REQUIRED TASK:
Copy the lines exactly, from the first one through the line that contains "candle-body [369, 185, 371, 196]", with both ends included.

-- start SUPPLIED RECORDS --

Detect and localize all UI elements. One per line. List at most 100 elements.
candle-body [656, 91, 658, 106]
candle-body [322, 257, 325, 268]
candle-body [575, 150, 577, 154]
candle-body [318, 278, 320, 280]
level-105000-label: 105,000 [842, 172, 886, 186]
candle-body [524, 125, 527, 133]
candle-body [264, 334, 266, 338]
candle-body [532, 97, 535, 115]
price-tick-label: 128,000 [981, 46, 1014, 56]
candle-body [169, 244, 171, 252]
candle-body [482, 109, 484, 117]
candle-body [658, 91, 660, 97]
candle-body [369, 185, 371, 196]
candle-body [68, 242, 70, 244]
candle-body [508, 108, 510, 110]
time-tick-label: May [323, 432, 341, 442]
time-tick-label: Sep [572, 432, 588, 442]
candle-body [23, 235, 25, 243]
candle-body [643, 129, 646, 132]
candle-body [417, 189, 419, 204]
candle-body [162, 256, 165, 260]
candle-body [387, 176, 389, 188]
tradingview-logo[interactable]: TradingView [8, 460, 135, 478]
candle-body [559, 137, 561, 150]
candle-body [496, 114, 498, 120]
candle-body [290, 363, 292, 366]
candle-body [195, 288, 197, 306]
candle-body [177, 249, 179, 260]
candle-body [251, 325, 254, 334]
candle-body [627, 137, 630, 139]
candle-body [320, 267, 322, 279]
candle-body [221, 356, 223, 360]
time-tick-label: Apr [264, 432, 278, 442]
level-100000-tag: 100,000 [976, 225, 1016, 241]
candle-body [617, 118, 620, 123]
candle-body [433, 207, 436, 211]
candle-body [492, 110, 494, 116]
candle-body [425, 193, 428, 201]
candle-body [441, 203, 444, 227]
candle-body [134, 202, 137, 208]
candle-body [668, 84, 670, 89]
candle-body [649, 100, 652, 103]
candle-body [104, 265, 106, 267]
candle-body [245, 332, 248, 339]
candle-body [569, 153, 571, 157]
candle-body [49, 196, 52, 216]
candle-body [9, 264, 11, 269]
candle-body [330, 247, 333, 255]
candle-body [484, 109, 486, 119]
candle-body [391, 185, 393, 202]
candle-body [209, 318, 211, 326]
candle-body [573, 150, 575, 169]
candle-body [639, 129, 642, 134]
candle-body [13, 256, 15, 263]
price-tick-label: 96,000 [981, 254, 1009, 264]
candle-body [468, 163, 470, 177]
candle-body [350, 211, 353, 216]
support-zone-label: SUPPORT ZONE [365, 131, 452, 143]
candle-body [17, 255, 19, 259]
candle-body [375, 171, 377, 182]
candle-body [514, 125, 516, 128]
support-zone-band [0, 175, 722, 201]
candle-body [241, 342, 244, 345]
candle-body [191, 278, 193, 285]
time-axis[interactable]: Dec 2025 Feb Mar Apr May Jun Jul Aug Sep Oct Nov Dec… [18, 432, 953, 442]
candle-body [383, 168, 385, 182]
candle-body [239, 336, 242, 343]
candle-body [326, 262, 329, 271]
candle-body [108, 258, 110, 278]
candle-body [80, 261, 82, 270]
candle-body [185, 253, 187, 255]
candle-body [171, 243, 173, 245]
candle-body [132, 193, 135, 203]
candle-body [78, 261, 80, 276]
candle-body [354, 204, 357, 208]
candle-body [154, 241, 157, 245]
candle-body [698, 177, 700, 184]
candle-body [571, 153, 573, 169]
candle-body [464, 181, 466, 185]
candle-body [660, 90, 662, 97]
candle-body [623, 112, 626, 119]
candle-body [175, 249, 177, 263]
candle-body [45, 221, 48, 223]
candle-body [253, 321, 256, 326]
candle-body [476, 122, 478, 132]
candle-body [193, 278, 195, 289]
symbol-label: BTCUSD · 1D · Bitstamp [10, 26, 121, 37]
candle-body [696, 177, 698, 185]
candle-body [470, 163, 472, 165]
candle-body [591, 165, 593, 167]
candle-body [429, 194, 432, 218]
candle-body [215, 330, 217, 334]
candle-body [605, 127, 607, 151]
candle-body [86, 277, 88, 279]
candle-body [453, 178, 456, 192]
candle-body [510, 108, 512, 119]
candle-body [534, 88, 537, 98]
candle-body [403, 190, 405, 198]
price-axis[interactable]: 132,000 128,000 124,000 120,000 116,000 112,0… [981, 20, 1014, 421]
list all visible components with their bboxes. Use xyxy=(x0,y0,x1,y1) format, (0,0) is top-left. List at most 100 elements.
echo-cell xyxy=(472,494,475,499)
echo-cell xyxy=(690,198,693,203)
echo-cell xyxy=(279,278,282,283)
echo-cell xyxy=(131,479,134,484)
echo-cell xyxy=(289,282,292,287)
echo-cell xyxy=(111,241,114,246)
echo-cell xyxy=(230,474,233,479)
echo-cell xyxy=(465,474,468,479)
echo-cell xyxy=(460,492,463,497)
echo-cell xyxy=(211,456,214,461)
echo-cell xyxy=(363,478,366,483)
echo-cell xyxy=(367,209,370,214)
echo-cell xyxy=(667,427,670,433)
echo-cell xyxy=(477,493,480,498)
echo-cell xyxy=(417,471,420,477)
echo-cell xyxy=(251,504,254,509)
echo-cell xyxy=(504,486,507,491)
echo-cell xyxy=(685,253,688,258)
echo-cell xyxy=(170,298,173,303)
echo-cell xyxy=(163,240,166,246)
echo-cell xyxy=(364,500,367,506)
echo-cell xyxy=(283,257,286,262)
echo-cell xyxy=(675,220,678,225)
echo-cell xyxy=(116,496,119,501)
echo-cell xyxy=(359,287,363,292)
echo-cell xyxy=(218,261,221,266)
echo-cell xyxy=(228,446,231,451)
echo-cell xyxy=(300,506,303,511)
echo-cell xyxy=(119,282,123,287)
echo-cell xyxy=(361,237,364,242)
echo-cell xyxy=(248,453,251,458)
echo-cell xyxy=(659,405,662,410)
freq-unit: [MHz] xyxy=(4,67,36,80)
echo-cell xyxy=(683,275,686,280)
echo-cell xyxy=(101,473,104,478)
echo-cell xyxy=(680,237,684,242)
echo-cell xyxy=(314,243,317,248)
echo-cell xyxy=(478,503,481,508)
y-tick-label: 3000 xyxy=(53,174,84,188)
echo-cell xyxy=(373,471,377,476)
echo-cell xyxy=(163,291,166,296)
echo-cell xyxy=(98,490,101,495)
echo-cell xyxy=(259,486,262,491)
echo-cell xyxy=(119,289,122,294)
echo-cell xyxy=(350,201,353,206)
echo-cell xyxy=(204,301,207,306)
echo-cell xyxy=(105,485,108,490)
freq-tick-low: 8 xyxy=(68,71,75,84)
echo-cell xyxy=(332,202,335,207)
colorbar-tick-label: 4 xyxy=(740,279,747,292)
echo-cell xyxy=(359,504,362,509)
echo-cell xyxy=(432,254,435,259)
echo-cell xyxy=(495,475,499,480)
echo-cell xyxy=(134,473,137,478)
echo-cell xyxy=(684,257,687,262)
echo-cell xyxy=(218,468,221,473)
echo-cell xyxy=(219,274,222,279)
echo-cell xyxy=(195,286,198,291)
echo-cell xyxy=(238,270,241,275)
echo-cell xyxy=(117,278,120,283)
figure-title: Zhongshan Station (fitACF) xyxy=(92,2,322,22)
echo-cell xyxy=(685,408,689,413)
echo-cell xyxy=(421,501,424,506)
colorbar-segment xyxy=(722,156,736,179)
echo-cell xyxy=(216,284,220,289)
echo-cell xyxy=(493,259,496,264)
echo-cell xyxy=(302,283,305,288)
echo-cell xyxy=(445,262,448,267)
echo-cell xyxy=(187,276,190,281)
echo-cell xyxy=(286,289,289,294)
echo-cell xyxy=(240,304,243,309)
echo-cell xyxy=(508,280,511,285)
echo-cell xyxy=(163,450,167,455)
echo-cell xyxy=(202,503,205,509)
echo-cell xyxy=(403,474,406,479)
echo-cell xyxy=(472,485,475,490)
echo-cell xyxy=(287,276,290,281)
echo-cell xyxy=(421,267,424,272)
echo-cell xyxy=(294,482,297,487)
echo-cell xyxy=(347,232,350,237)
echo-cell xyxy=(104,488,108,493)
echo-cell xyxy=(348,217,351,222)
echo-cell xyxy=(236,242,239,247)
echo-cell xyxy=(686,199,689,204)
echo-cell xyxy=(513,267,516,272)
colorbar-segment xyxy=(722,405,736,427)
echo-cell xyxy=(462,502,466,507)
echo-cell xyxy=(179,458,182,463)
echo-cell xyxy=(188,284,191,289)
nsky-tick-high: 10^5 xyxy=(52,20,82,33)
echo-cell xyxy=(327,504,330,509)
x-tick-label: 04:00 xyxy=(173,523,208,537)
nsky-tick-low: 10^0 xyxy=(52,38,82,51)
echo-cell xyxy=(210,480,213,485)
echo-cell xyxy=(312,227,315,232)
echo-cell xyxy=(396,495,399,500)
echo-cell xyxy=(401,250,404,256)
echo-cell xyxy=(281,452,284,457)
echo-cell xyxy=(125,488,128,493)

-- end SUPPLIED RECORDS --

CORRECT OUTPUT:
Detect and localize all UI elements. One per line. List at most 100 elements.
candle-body [656, 91, 658, 106]
candle-body [322, 257, 325, 268]
candle-body [575, 150, 577, 154]
candle-body [318, 278, 320, 280]
level-105000-label: 105,000 [842, 172, 886, 186]
candle-body [524, 125, 527, 133]
candle-body [264, 334, 266, 338]
candle-body [532, 97, 535, 115]
price-tick-label: 128,000 [981, 46, 1014, 56]
candle-body [169, 244, 171, 252]
candle-body [482, 109, 484, 117]
candle-body [658, 91, 660, 97]
candle-body [369, 185, 371, 196]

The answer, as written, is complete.